• _Short exercise_: Find each line with the string "document" and copy it.

• _Saved data entries_:
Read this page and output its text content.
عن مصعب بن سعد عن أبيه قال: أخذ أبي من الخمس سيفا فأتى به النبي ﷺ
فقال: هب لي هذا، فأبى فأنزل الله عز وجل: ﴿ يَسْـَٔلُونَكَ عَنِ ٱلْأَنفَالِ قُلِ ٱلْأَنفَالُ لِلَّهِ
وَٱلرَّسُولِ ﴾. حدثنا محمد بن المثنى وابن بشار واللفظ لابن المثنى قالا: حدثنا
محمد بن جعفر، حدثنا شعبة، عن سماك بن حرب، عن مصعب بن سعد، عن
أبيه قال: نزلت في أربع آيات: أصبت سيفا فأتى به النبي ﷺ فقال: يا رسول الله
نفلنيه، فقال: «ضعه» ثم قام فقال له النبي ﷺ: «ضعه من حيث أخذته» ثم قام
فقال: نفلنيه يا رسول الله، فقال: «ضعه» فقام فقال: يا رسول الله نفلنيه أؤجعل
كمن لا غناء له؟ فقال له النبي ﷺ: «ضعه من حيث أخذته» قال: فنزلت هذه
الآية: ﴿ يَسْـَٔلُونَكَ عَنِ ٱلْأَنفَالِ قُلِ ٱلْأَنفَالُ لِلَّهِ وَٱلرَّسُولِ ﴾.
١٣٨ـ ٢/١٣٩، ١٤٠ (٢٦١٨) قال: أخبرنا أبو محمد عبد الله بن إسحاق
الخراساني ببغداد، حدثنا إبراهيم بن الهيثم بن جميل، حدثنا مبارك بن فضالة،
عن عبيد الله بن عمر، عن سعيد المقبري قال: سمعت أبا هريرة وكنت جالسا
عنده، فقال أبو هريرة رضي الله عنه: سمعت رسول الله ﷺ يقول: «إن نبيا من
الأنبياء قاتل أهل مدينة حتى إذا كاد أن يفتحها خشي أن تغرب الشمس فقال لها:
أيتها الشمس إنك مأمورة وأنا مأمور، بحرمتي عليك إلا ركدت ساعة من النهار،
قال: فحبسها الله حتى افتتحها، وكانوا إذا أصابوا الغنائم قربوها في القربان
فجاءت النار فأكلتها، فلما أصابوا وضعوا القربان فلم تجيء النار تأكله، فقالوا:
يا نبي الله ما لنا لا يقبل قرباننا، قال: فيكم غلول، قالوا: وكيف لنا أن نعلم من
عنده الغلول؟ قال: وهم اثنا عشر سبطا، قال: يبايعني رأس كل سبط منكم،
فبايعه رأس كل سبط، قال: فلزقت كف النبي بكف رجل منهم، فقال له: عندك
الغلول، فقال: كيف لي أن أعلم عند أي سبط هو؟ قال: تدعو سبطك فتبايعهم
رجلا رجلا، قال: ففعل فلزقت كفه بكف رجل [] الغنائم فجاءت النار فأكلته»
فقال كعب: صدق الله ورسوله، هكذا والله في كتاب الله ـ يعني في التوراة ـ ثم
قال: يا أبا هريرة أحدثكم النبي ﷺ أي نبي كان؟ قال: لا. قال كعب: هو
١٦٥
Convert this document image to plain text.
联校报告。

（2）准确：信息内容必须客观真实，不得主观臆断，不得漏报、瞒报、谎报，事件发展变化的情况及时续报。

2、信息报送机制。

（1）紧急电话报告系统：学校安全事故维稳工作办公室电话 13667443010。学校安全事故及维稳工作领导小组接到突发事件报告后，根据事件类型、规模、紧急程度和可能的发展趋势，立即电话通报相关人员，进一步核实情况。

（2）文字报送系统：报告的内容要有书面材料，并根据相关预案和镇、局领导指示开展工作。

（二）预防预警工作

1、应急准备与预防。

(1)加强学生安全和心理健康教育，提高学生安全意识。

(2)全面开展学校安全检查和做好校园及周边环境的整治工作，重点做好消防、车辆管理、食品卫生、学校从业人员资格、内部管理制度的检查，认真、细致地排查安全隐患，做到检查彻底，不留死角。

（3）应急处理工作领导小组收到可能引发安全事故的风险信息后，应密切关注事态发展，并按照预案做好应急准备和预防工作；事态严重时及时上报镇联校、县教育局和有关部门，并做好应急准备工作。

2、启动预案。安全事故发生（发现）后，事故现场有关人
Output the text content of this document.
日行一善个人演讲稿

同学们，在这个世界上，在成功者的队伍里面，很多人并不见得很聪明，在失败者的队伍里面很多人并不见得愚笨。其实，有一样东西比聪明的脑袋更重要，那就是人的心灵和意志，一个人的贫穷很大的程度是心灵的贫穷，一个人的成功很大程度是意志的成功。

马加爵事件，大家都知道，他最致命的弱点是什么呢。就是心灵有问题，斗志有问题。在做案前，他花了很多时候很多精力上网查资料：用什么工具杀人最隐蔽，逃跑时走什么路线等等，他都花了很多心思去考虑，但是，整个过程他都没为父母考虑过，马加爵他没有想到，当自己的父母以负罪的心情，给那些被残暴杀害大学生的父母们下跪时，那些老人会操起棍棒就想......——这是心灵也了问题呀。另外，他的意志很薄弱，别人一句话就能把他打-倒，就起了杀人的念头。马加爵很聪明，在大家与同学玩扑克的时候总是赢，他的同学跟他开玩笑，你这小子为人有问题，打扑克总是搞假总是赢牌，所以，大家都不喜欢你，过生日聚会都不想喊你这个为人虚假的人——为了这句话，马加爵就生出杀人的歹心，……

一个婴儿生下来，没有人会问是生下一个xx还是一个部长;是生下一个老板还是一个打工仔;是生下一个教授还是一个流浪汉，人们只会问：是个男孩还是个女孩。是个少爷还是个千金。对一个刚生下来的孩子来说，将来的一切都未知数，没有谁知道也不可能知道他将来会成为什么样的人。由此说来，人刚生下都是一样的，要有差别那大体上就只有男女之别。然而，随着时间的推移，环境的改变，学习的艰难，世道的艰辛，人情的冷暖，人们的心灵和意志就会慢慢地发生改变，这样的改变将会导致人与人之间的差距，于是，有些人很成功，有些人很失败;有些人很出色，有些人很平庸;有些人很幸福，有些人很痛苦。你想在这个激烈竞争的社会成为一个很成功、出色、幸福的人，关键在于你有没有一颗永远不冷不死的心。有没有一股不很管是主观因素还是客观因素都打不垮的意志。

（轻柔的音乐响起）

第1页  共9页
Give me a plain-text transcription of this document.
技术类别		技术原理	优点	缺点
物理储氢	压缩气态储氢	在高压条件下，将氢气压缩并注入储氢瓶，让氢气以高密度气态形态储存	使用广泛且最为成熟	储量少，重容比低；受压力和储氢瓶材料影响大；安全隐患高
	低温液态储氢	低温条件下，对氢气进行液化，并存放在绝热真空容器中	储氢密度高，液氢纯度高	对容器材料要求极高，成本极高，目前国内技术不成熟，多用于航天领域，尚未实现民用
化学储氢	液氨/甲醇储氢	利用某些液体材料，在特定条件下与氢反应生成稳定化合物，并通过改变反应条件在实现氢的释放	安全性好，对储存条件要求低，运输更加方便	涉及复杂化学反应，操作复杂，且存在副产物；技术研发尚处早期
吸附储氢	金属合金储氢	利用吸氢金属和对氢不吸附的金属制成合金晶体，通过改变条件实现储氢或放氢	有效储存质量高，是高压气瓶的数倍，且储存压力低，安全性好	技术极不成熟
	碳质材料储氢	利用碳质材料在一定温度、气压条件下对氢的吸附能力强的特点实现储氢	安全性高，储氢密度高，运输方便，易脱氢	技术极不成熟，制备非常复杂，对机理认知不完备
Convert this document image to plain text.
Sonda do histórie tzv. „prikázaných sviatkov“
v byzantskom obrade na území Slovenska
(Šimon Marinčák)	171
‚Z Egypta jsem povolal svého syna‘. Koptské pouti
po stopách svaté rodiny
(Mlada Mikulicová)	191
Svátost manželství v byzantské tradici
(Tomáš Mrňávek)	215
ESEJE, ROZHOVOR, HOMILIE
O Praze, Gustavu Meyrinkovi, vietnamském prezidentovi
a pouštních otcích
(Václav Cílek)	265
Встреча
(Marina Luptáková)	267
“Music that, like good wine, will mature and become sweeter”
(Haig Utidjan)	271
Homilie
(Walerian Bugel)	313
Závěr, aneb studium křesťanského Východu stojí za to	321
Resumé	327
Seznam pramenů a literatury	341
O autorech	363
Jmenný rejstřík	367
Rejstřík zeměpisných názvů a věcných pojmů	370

• _Response to this task_:
Convert this document image to plain text.
Output the text content of this document.
Give me a plain-text transcription of this document.
Convert this document image to plain text.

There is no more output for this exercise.